[Stored items]

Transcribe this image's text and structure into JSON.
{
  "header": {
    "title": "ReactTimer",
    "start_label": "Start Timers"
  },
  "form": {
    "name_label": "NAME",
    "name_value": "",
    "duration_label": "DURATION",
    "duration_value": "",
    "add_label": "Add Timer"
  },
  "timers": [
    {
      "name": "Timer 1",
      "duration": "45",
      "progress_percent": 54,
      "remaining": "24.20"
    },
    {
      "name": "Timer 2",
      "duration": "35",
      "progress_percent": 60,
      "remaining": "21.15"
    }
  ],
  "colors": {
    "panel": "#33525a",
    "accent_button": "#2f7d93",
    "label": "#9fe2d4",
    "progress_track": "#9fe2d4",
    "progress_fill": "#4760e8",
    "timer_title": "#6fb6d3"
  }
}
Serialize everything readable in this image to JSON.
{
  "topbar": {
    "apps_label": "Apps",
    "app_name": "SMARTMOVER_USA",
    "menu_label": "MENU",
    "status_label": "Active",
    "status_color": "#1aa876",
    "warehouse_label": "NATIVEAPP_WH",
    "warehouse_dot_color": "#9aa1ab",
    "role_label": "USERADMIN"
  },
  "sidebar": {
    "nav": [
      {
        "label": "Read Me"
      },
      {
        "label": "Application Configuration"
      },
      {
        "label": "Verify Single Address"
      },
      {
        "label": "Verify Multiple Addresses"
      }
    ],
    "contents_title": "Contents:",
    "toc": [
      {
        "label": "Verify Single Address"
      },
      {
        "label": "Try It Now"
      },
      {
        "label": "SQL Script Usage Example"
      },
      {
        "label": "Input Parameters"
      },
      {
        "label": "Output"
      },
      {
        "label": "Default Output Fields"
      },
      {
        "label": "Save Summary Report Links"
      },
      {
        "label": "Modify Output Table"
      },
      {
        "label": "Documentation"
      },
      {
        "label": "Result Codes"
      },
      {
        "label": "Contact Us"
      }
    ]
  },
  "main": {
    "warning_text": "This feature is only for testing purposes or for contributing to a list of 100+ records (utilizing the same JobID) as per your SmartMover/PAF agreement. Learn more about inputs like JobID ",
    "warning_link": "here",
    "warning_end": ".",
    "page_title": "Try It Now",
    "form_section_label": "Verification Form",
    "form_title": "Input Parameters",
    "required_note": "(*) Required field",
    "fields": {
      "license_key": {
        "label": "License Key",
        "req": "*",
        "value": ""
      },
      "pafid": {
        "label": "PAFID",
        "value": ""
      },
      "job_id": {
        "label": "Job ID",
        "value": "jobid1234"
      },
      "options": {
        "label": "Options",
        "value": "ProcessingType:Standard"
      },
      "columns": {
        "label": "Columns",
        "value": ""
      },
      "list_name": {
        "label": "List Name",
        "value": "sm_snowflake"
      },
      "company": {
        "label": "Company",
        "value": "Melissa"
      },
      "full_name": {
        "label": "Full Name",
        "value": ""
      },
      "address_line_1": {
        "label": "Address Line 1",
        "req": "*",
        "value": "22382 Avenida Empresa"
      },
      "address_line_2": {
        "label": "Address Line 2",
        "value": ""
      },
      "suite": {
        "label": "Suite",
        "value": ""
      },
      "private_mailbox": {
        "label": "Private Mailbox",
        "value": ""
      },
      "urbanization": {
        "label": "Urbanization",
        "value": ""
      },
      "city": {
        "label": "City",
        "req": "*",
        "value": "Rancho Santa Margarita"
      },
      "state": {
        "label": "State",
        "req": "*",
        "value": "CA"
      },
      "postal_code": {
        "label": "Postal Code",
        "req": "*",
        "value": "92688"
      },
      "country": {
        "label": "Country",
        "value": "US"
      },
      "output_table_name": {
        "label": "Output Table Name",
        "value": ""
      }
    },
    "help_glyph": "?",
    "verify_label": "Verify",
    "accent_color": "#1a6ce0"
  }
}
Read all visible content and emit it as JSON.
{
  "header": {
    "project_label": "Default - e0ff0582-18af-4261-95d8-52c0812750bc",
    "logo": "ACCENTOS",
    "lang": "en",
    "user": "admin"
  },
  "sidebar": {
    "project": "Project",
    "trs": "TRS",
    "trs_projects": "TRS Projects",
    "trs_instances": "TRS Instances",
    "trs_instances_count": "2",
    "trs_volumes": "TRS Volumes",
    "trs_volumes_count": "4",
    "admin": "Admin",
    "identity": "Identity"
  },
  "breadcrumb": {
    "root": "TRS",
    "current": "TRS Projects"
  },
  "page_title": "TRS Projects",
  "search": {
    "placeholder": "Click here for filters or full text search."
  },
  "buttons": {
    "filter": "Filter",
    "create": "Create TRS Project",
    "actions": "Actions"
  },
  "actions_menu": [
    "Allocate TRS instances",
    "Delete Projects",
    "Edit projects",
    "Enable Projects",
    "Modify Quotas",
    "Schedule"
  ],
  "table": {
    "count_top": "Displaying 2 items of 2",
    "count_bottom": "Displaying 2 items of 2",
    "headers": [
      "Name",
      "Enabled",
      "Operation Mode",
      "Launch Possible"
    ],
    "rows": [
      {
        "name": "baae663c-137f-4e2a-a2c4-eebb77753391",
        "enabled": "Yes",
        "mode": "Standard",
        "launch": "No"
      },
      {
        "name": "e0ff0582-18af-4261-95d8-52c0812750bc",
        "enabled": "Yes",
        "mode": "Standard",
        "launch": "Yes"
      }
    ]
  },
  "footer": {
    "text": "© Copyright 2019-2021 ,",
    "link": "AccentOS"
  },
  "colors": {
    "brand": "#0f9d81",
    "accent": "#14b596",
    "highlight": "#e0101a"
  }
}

→ **Work required**
Write out all the entries exactly.

→ **Written answer**
Transcribe this image's text and structure into JSON.
{
  "header": {
    "title": "ReactTimer",
    "start_label": "Start Timers"
  },
  "form": {
    "name_label": "NAME",
    "name_value": "",
    "duration_label": "DURATION",
    "duration_value": "",
    "add_label": "Add Timer"
  },
  "timers": [
    {
      "name": "Timer 1",
      "duration": "45",
      "progress_percent": 54,
      "remaining": "24.20"
    },
    {
      "name": "Timer 2",
      "duration": "35",
      "progress_percent": 60,
      "remaining": "21.15"
    }
  ],
  "colors": {
    "panel": "#33525a",
    "accent_button": "#2f7d93",
    "label": "#9fe2d4",
    "progress_track": "#9fe2d4",
    "progress_fill": "#4760e8",
    "timer_title": "#6fb6d3"
  }
}
Serialize everything readable in this image to JSON.
{
  "topbar": {
    "apps_label": "Apps",
    "app_name": "SMARTMOVER_USA",
    "menu_label": "MENU",
    "status_label": "Active",
    "status_color": "#1aa876",
    "warehouse_label": "NATIVEAPP_WH",
    "warehouse_dot_color": "#9aa1ab",
    "role_label": "USERADMIN"
  },
  "sidebar": {
    "nav": [
      {
        "label": "Read Me"
      },
      {
        "label": "Application Configuration"
      },
      {
        "label": "Verify Single Address"
      },
      {
        "label": "Verify Multiple Addresses"
      }
    ],
    "contents_title": "Contents:",
    "toc": [
      {
        "label": "Verify Single Address"
      },
      {
        "label": "Try It Now"
      },
      {
        "label": "SQL Script Usage Example"
      },
      {
        "label": "Input Parameters"
      },
      {
        "label": "Output"
      },
      {
        "label": "Default Output Fields"
      },
      {
        "label": "Save Summary Report Links"
      },
      {
        "label": "Modify Output Table"
      },
      {
        "label": "Documentation"
      },
      {
        "label": "Result Codes"
      },
      {
        "label": "Contact Us"
      }
    ]
  },
  "main": {
    "warning_text": "This feature is only for testing purposes or for contributing to a list of 100+ records (utilizing the same JobID) as per your SmartMover/PAF agreement. Learn more about inputs like JobID ",
    "warning_link": "here",
    "warning_end": ".",
    "page_title": "Try It Now",
    "form_section_label": "Verification Form",
    "form_title": "Input Parameters",
    "required_note": "(*) Required field",
    "fields": {
      "license_key": {
        "label": "License Key",
        "req": "*",
        "value": ""
      },
      "pafid": {
        "label": "PAFID",
        "value": ""
      },
      "job_id": {
        "label": "Job ID",
        "value": "jobid1234"
      },
      "options": {
        "label": "Options",
        "value": "ProcessingType:Standard"
      },
      "columns": {
        "label": "Columns",
        "value": ""
      },
      "list_name": {
        "label": "List Name",
        "value": "sm_snowflake"
      },
      "company": {
        "label": "Company",
        "value": "Melissa"
      },
      "full_name": {
        "label": "Full Name",
        "value": ""
      },
      "address_line_1": {
        "label": "Address Line 1",
        "req": "*",
        "value": "22382 Avenida Empresa"
      },
      "address_line_2": {
        "label": "Address Line 2",
        "value": ""
      },
      "suite": {
        "label": "Suite",
        "value": ""
      },
      "private_mailbox": {
        "label": "Private Mailbox",
        "value": ""
      },
      "urbanization": {
        "label": "Urbanization",
        "value": ""
      },
      "city": {
        "label": "City",
        "req": "*",
        "value": "Rancho Santa Margarita"
      },
      "state": {
        "label": "State",
        "req": "*",
        "value": "CA"
      },
      "postal_code": {
        "label": "Postal Code",
        "req": "*",
        "value": "92688"
      },
      "country": {
        "label": "Country",
        "value": "US"
      },
      "output_table_name": {
        "label": "Output Table Name",
        "value": ""
      }
    },
    "help_glyph": "?",
    "verify_label": "Verify",
    "accent_color": "#1a6ce0"
  }
}
Read all visible content and emit it as JSON.
{
  "header": {
    "project_label": "Default - e0ff0582-18af-4261-95d8-52c0812750bc",
    "logo": "ACCENTOS",
    "lang": "en",
    "user": "admin"
  },
  "sidebar": {
    "project": "Project",
    "trs": "TRS",
    "trs_projects": "TRS Projects",
    "trs_instances": "TRS Instances",
    "trs_instances_count": "2",
    "trs_volumes": "TRS Volumes",
    "trs_volumes_count": "4",
    "admin": "Admin",
    "identity": "Identity"
  },
  "breadcrumb": {
    "root": "TRS",
    "current": "TRS Projects"
  },
  "page_title": "TRS Projects",
  "search": {
    "placeholder": "Click here for filters or full text search."
  },
  "buttons": {
    "filter": "Filter",
    "create": "Create TRS Project",
    "actions": "Actions"
  },
  "actions_menu": [
    "Allocate TRS instances",
    "Delete Projects",
    "Edit projects",
    "Enable Projects",
    "Modify Quotas",
    "Schedule"
  ],
  "table": {
    "count_top": "Displaying 2 items of 2",
    "count_bottom": "Displaying 2 items of 2",
    "headers": [
      "Name",
      "Enabled",
      "Operation Mode",
      "Launch Possible"
    ],
    "rows": [
      {
        "name": "baae663c-137f-4e2a-a2c4-eebb77753391",
        "enabled": "Yes",
        "mode": "Standard",
        "launch": "No"
      },
      {
        "name": "e0ff0582-18af-4261-95d8-52c0812750bc",
        "enabled": "Yes",
        "mode": "Standard",
        "launch": "Yes"
      }
    ]
  },
  "footer": {
    "text": "© Copyright 2019-2021 ,",
    "link": "AccentOS"
  },
  "colors": {
    "brand": "#0f9d81",
    "accent": "#14b596",
    "highlight": "#e0101a"
  }
}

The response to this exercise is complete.